### PROBLEM DETAILS
Within the listing below, locate all lines containing the word "this". Copy each one.

### EXERCISE INPUTS
○ ○ ○
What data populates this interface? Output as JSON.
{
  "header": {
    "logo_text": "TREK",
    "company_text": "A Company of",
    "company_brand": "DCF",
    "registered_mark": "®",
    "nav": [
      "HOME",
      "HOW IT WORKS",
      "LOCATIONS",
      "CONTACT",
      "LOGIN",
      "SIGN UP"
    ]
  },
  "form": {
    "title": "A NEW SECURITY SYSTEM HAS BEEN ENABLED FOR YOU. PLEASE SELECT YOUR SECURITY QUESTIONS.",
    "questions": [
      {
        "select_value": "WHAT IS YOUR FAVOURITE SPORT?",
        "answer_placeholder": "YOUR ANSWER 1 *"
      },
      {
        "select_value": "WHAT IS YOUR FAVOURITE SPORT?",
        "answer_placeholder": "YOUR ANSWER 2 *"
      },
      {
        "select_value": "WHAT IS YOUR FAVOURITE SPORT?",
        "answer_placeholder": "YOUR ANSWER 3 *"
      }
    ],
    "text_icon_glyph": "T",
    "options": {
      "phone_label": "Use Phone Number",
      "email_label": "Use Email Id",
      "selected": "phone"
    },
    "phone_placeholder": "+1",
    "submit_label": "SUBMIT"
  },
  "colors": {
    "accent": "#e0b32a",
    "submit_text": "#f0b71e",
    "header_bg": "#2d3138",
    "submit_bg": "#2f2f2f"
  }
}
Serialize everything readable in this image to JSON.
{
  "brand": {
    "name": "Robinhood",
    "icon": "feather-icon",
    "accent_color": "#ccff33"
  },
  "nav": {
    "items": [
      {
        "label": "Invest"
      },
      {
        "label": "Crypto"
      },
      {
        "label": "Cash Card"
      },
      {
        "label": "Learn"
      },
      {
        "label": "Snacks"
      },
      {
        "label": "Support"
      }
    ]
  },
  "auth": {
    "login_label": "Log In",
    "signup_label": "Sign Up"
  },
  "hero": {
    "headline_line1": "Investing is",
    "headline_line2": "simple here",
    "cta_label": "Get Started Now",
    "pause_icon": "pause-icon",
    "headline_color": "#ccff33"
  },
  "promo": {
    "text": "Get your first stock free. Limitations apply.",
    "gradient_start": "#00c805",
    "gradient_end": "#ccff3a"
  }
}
○ ○ ○
### RESULT BELOW
What data populates this interface? Output as JSON.
Serialize everything readable in this image to JSON.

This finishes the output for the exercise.